··· RECORDS SHOWN ···

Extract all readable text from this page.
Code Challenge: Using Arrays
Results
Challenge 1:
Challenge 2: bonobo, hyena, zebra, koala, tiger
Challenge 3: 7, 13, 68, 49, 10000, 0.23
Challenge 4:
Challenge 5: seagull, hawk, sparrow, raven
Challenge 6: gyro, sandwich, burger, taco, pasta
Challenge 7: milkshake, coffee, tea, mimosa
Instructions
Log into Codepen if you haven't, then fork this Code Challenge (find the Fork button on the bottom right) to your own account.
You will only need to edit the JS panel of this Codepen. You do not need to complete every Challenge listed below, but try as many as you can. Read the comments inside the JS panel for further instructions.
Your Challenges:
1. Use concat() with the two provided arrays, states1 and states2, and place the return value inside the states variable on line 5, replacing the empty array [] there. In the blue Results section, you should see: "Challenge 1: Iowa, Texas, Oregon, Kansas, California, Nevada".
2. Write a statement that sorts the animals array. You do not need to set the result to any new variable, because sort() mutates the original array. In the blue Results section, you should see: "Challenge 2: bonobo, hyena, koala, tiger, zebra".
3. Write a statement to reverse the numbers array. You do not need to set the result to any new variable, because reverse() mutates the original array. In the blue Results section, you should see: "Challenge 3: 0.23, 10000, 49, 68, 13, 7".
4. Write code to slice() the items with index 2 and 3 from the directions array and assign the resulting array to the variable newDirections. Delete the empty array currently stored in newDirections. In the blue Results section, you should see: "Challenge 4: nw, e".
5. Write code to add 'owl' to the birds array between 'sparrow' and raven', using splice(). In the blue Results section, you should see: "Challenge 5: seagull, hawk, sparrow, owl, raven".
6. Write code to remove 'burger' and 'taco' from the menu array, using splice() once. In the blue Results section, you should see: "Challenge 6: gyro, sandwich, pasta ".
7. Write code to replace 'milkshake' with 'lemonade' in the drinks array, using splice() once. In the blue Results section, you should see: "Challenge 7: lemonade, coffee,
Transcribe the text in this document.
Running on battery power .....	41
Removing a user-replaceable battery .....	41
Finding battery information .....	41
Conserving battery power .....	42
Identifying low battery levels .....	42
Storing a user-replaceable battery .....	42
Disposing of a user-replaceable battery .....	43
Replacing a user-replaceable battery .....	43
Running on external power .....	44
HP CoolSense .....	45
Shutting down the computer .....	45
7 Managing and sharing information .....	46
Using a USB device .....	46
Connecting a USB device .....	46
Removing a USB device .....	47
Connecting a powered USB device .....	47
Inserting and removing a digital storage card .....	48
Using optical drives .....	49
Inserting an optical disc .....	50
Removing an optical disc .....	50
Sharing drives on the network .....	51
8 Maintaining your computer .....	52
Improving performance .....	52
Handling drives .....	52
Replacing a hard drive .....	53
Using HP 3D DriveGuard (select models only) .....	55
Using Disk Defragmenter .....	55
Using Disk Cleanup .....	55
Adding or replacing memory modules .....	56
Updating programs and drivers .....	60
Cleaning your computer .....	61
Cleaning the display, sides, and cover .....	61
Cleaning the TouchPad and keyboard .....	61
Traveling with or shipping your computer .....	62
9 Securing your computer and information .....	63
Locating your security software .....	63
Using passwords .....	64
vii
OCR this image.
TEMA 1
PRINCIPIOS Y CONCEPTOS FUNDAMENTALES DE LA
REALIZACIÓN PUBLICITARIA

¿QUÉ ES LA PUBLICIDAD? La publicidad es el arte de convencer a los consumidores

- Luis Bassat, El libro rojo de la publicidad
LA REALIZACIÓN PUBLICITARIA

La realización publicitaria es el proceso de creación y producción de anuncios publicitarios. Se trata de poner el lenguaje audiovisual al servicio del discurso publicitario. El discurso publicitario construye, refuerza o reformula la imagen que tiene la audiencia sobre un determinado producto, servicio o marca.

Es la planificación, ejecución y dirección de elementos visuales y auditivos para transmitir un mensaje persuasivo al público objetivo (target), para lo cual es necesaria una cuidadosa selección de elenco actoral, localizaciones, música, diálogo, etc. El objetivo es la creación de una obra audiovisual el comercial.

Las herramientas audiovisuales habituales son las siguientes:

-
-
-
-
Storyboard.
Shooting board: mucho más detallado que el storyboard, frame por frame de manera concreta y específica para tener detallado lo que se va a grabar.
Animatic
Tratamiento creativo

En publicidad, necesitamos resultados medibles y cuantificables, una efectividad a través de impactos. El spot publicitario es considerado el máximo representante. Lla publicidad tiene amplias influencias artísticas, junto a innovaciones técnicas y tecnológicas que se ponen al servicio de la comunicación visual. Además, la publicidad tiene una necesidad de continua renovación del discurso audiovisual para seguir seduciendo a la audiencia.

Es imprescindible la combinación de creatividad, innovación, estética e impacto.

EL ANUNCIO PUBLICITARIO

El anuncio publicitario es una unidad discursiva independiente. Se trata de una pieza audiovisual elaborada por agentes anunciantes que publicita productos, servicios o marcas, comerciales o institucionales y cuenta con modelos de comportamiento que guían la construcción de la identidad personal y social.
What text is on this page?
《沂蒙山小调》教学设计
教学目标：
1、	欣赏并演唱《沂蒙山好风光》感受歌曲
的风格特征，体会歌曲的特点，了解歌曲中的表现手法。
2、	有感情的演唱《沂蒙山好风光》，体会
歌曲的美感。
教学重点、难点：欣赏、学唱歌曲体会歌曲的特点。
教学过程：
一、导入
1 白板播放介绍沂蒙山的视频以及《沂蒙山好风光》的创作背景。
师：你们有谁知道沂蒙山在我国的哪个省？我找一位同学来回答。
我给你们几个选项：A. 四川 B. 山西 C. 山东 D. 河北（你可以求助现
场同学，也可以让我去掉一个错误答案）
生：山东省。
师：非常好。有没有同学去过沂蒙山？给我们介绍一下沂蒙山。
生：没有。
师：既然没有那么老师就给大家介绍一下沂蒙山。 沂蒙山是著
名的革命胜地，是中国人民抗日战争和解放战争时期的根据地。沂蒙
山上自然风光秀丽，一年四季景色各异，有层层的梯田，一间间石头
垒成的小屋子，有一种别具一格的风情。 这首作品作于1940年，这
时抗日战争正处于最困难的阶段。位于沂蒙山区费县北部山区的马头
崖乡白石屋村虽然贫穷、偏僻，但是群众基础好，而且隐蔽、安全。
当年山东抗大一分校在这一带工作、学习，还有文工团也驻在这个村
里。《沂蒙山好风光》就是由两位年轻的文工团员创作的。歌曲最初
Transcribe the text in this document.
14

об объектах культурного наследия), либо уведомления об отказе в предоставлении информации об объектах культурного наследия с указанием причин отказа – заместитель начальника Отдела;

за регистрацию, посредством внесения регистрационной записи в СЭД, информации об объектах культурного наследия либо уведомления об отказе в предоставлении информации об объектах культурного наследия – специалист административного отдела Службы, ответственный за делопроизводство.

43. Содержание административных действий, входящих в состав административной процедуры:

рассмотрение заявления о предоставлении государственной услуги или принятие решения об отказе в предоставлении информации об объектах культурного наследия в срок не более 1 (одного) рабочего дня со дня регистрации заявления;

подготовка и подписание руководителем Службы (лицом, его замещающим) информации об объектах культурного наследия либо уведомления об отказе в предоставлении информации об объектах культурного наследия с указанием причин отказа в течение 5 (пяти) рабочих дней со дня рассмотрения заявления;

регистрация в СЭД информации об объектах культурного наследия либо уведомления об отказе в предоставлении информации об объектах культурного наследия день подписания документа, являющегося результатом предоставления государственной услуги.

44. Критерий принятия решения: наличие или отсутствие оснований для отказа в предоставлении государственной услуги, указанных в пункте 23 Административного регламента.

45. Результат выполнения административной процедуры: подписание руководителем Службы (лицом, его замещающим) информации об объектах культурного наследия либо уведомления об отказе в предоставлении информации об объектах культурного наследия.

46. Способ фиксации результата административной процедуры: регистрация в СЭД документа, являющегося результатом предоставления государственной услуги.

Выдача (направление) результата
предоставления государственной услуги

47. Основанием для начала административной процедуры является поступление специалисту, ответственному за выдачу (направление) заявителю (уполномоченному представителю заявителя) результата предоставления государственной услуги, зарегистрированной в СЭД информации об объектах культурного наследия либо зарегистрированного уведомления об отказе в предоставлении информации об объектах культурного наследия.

···

Where a line above includes "from", copy that line.

Extract all readable text from this page.
4. Write code to slice() the items with index 2 and 3 from the directions array and assign the resulting array to the variable newDirections. Delete the empty array currently stored in newDirections. In the blue Results section, you should see: "Challenge 4: nw, e".
6. Write code to remove 'burger' and 'taco' from the menu array, using splice() once. In the blue Results section, you should see: "Challenge 6: gyro, sandwich, pasta ".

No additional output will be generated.